╭─ RAW RECORDS

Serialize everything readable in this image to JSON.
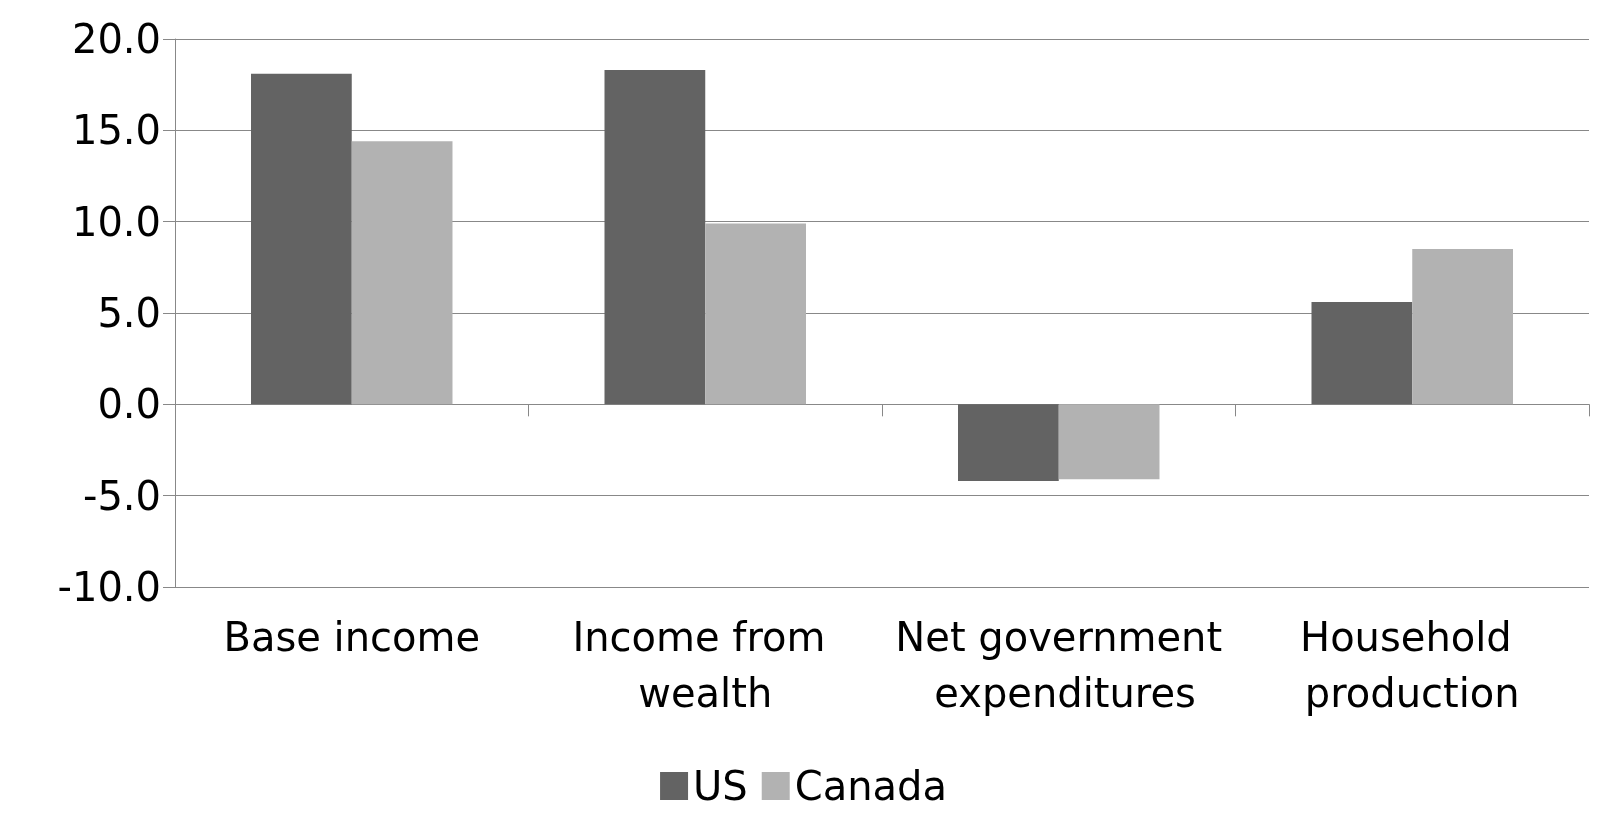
{
  "chart_data": {
    "type": "bar",
    "categories": [
      "Base income",
      "Income from wealth",
      "Net government expenditures",
      "Household production"
    ],
    "series": [
      {
        "name": "US",
        "color": "#636363",
        "values": [
          18.1,
          18.3,
          -4.2,
          5.6
        ]
      },
      {
        "name": "Canada",
        "color": "#b2b2b2",
        "values": [
          14.4,
          9.9,
          -4.1,
          8.5
        ]
      }
    ],
    "ylim": [
      -10,
      20
    ],
    "yticks": [
      {
        "value": -10,
        "label": "-10.0"
      },
      {
        "value": -5,
        "label": "-5.0"
      },
      {
        "value": 0,
        "label": "0.0"
      },
      {
        "value": 5,
        "label": "5.0"
      },
      {
        "value": 10,
        "label": "10.0"
      },
      {
        "value": 15,
        "label": "15.0"
      },
      {
        "value": 20,
        "label": "20.0"
      }
    ],
    "grid": "y",
    "legend": "bottom"
  }
}
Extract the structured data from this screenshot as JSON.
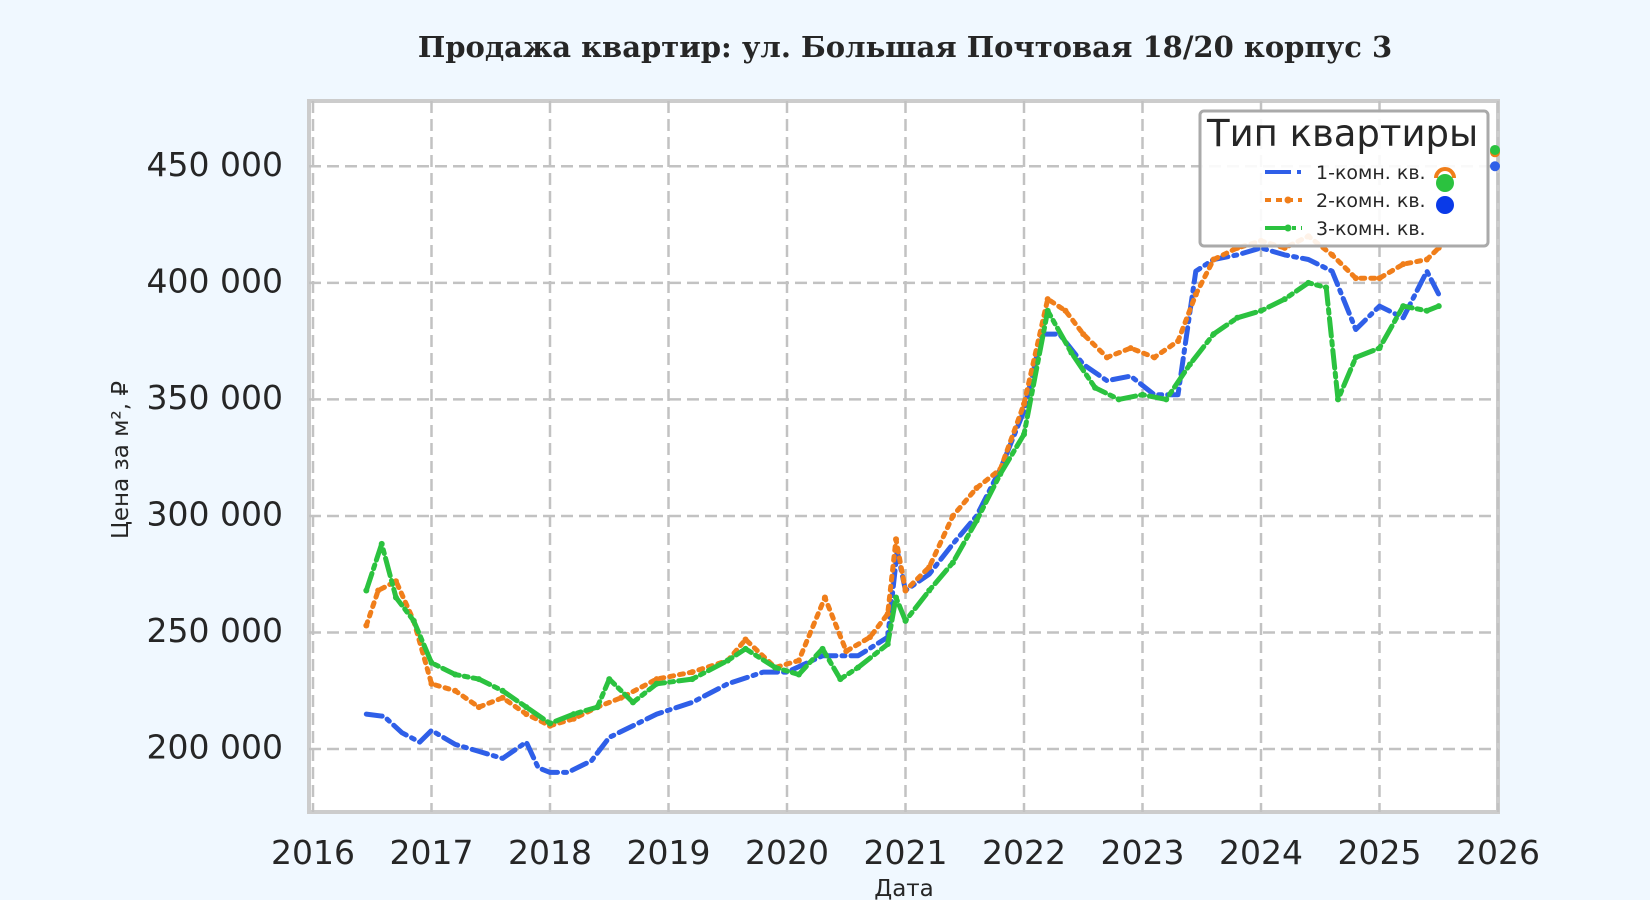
{
  "chart_data": {
    "type": "line",
    "title": "Продажа квартир: ул. Большая Почтовая 18/20 корпус 3",
    "xlabel": "Дата",
    "ylabel": "Цена за м², ₽",
    "xlim": [
      2016,
      2026
    ],
    "ylim": [
      173000,
      478000
    ],
    "x_ticks": [
      "2016",
      "2017",
      "2018",
      "2019",
      "2020",
      "2021",
      "2022",
      "2023",
      "2024",
      "2025",
      "2026"
    ],
    "y_ticks": [
      "200 000",
      "250 000",
      "300 000",
      "350 000",
      "400 000",
      "450 000"
    ],
    "y_tick_values": [
      200000,
      250000,
      300000,
      350000,
      400000,
      450000
    ],
    "grid": true,
    "legend": {
      "title": "Тип квартиры",
      "position": "upper right",
      "entries": [
        "1-комн. кв.",
        "2-комн. кв.",
        "3-комн. кв."
      ]
    },
    "series": [
      {
        "name": "1-комн. кв.",
        "color": "#2f5fe8",
        "linestyle": "dashdot",
        "x": [
          2016.45,
          2016.6,
          2016.75,
          2016.9,
          2017.0,
          2017.2,
          2017.4,
          2017.6,
          2017.8,
          2017.9,
          2018.0,
          2018.15,
          2018.35,
          2018.5,
          2018.7,
          2018.9,
          2019.2,
          2019.5,
          2019.8,
          2020.0,
          2020.3,
          2020.6,
          2020.85,
          2020.93,
          2021.0,
          2021.2,
          2021.4,
          2021.6,
          2021.8,
          2022.0,
          2022.15,
          2022.3,
          2022.5,
          2022.7,
          2022.9,
          2023.1,
          2023.3,
          2023.45,
          2023.6,
          2023.8,
          2024.0,
          2024.2,
          2024.4,
          2024.6,
          2024.8,
          2025.0,
          2025.2,
          2025.4,
          2025.5,
          2026.0
        ],
        "y": [
          215000,
          214000,
          207000,
          203000,
          208000,
          202000,
          199000,
          196000,
          203000,
          192000,
          190000,
          190000,
          195000,
          205000,
          210000,
          215000,
          220000,
          228000,
          233000,
          233000,
          240000,
          240000,
          248000,
          285000,
          268000,
          275000,
          288000,
          300000,
          320000,
          345000,
          378000,
          378000,
          365000,
          358000,
          360000,
          352000,
          352000,
          405000,
          410000,
          412000,
          415000,
          412000,
          410000,
          405000,
          380000,
          390000,
          385000,
          405000,
          395000,
          450000
        ]
      },
      {
        "name": "2-комн. кв.",
        "color": "#f07e1a",
        "linestyle": "dotted",
        "x": [
          2016.45,
          2016.55,
          2016.7,
          2016.85,
          2017.0,
          2017.2,
          2017.4,
          2017.6,
          2017.8,
          2018.0,
          2018.2,
          2018.4,
          2018.6,
          2018.9,
          2019.2,
          2019.5,
          2019.65,
          2019.9,
          2020.1,
          2020.32,
          2020.5,
          2020.7,
          2020.85,
          2020.92,
          2021.0,
          2021.2,
          2021.4,
          2021.6,
          2021.8,
          2022.0,
          2022.2,
          2022.35,
          2022.5,
          2022.7,
          2022.9,
          2023.1,
          2023.3,
          2023.45,
          2023.6,
          2023.8,
          2024.0,
          2024.2,
          2024.4,
          2024.6,
          2024.8,
          2025.0,
          2025.2,
          2025.4,
          2025.5,
          2026.0
        ],
        "y": [
          253000,
          268000,
          272000,
          255000,
          228000,
          225000,
          218000,
          222000,
          215000,
          210000,
          213000,
          218000,
          222000,
          230000,
          233000,
          238000,
          247000,
          235000,
          238000,
          265000,
          242000,
          248000,
          258000,
          290000,
          268000,
          278000,
          300000,
          312000,
          320000,
          348000,
          393000,
          388000,
          378000,
          368000,
          372000,
          368000,
          375000,
          395000,
          410000,
          415000,
          418000,
          415000,
          420000,
          412000,
          402000,
          402000,
          408000,
          410000,
          415000,
          456000
        ]
      },
      {
        "name": "3-комн. кв.",
        "color": "#2bc23f",
        "linestyle": "dashdot-marker",
        "x": [
          2016.45,
          2016.58,
          2016.7,
          2016.85,
          2017.0,
          2017.2,
          2017.4,
          2017.6,
          2017.8,
          2018.0,
          2018.2,
          2018.4,
          2018.5,
          2018.7,
          2018.9,
          2019.2,
          2019.5,
          2019.65,
          2019.9,
          2020.1,
          2020.3,
          2020.45,
          2020.6,
          2020.85,
          2020.92,
          2021.0,
          2021.2,
          2021.4,
          2021.6,
          2021.8,
          2022.0,
          2022.2,
          2022.4,
          2022.6,
          2022.8,
          2023.0,
          2023.2,
          2023.4,
          2023.6,
          2023.8,
          2024.0,
          2024.2,
          2024.4,
          2024.55,
          2024.65,
          2024.8,
          2025.0,
          2025.2,
          2025.4,
          2025.5,
          2026.0
        ],
        "y": [
          268000,
          288000,
          265000,
          255000,
          237000,
          232000,
          230000,
          225000,
          218000,
          211000,
          215000,
          218000,
          230000,
          220000,
          228000,
          230000,
          238000,
          243000,
          235000,
          232000,
          243000,
          230000,
          235000,
          245000,
          265000,
          255000,
          268000,
          280000,
          298000,
          318000,
          335000,
          388000,
          370000,
          355000,
          350000,
          352000,
          350000,
          365000,
          378000,
          385000,
          388000,
          393000,
          400000,
          398000,
          350000,
          368000,
          372000,
          390000,
          388000,
          390000,
          457000
        ]
      }
    ]
  },
  "legend_markers": [
    {
      "shape": "half-circle",
      "color": "#f07e1a"
    },
    {
      "shape": "circle",
      "color": "#2bc23f"
    },
    {
      "shape": "circle",
      "color": "#0a3ae8"
    }
  ]
}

╰─

## INSTRUCTION
Find and copy each line above that includes the string "linestyle".

## SOLUTION FOR THIS PROBLEM
        "linestyle": "dashdot",
        "linestyle": "dotted",
        "linestyle": "dashdot-marker",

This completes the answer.